- What you should do -
Extract every line that contains the string "Роспотребнадзора".

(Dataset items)
┌────────
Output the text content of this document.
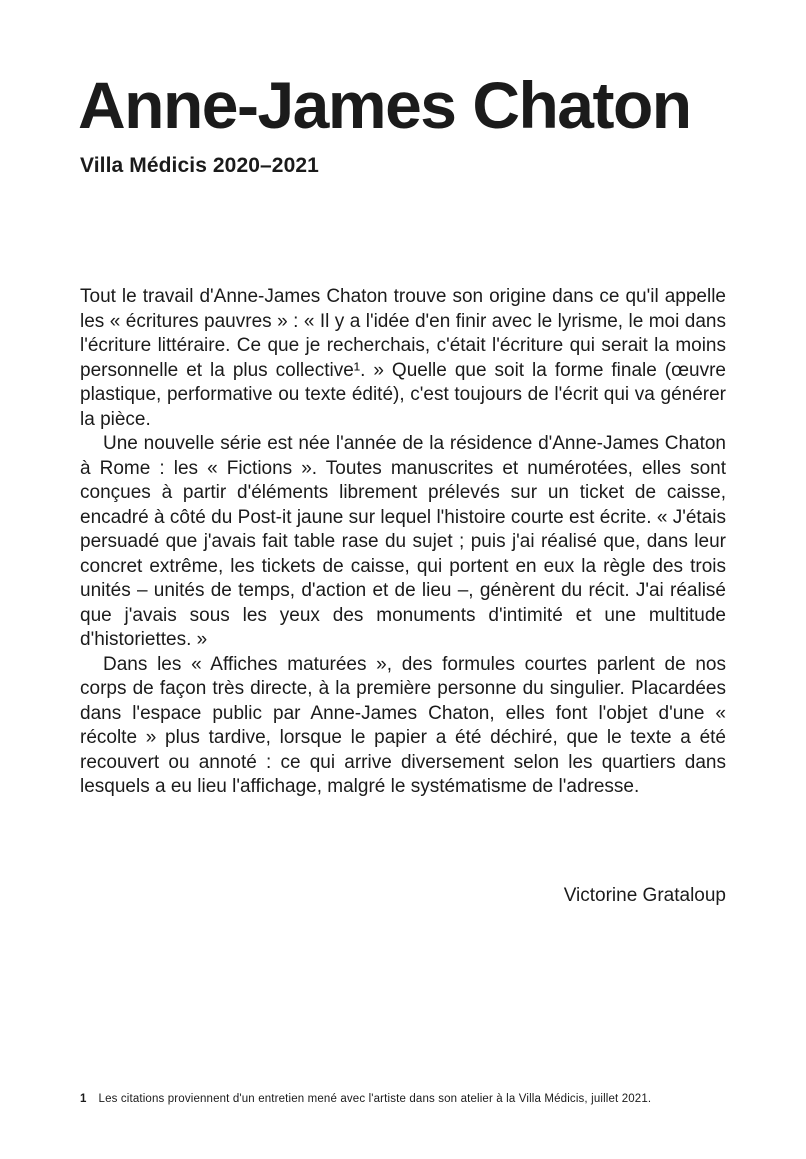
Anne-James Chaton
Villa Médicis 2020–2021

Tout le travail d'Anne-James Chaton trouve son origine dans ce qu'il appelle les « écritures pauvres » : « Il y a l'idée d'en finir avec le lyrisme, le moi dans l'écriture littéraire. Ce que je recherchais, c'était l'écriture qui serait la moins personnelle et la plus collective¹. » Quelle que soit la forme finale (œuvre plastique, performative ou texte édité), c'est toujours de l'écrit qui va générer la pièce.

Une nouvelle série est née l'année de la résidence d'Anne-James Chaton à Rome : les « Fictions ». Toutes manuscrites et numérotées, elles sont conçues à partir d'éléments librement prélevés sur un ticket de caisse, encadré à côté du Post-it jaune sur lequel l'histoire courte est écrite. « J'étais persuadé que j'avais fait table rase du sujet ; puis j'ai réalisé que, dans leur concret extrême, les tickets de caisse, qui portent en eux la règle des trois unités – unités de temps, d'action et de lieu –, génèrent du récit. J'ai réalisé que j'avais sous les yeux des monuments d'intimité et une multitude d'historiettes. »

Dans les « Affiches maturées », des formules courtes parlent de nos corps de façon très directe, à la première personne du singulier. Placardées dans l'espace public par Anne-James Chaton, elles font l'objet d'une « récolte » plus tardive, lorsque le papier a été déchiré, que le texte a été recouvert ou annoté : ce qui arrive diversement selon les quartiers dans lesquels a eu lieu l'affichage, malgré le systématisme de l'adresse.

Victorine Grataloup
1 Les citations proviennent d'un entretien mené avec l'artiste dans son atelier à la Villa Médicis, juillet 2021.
└────────
┌────────
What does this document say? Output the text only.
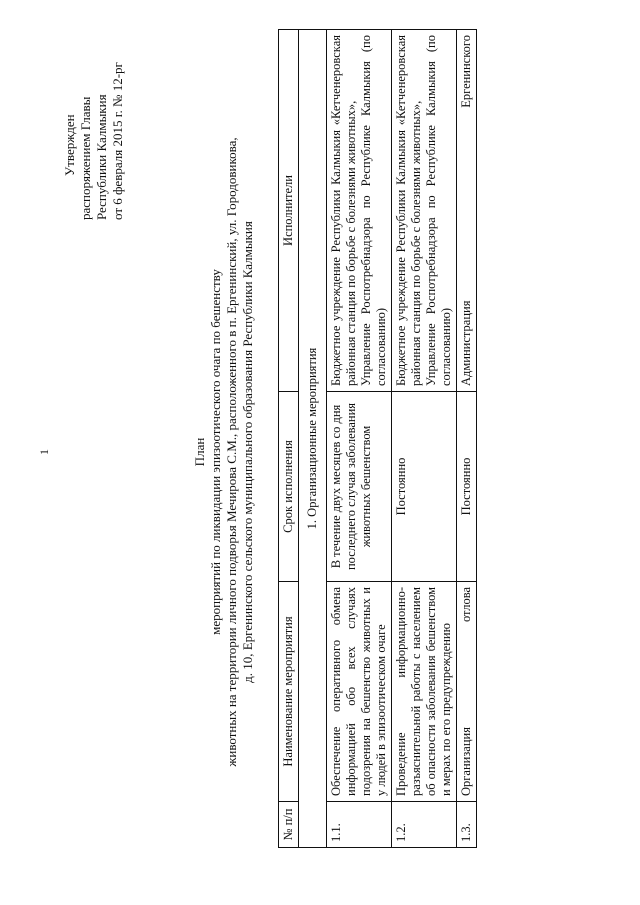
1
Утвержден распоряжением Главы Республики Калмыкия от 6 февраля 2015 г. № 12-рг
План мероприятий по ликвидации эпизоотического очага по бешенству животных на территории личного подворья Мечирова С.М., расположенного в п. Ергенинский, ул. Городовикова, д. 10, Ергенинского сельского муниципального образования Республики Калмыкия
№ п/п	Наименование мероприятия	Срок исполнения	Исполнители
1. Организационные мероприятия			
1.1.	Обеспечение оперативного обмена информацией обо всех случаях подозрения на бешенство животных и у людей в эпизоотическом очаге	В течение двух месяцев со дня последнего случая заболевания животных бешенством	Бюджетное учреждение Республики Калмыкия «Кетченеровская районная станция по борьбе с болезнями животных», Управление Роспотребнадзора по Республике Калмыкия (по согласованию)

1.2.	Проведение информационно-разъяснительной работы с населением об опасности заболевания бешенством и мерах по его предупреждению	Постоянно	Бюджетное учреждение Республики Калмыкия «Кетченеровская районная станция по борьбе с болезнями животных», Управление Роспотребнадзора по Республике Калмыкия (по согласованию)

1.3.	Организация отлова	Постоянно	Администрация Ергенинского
└────────
- Exercise output -
1.1.	Обеспечение оперативного обмена информацией обо всех случаях подозрения на бешенство животных и у людей в эпизоотическом очаге	В течение двух месяцев со дня последнего случая заболевания животных бешенством	Бюджетное учреждение Республики Калмыкия «Кетченеровская районная станция по борьбе с болезнями животных», Управление Роспотребнадзора по Республике Калмыкия (по согласованию)
1.2.	Проведение информационно-разъяснительной работы с населением об опасности заболевания бешенством и мерах по его предупреждению	Постоянно	Бюджетное учреждение Республики Калмыкия «Кетченеровская районная станция по борьбе с болезнями животных», Управление Роспотребнадзора по Республике Калмыкия (по согласованию)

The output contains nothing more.